▶ _Work to complete_:
Scan the lines below for the string "charge" and copy every one that has it.

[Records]
>>>>>
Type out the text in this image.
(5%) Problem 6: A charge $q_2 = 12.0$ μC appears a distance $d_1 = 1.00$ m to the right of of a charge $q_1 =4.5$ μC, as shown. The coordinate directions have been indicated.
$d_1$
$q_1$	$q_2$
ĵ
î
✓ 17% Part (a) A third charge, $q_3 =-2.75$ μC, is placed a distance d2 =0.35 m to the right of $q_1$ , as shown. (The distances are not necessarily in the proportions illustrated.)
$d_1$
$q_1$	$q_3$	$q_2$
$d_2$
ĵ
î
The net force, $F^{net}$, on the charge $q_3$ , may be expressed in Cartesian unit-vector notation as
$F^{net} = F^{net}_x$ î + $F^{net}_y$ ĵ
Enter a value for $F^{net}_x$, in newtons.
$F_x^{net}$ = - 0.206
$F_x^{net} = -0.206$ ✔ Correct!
<<<<<
▶ _Answer to the problem_:
(5%) Problem 6: A charge $q_2 = 12.0$ μC appears a distance $d_1 = 1.00$ m to the right of of a charge $q_1 =4.5$ μC, as shown. The coordinate directions have been indicated.
✓ 17% Part (a) A third charge, $q_3 =-2.75$ μC, is placed a distance d2 =0.35 m to the right of $q_1$ , as shown. (The distances are not necessarily in the proportions illustrated.)
The net force, $F^{net}$, on the charge $q_3$ , may be expressed in Cartesian unit-vector notation as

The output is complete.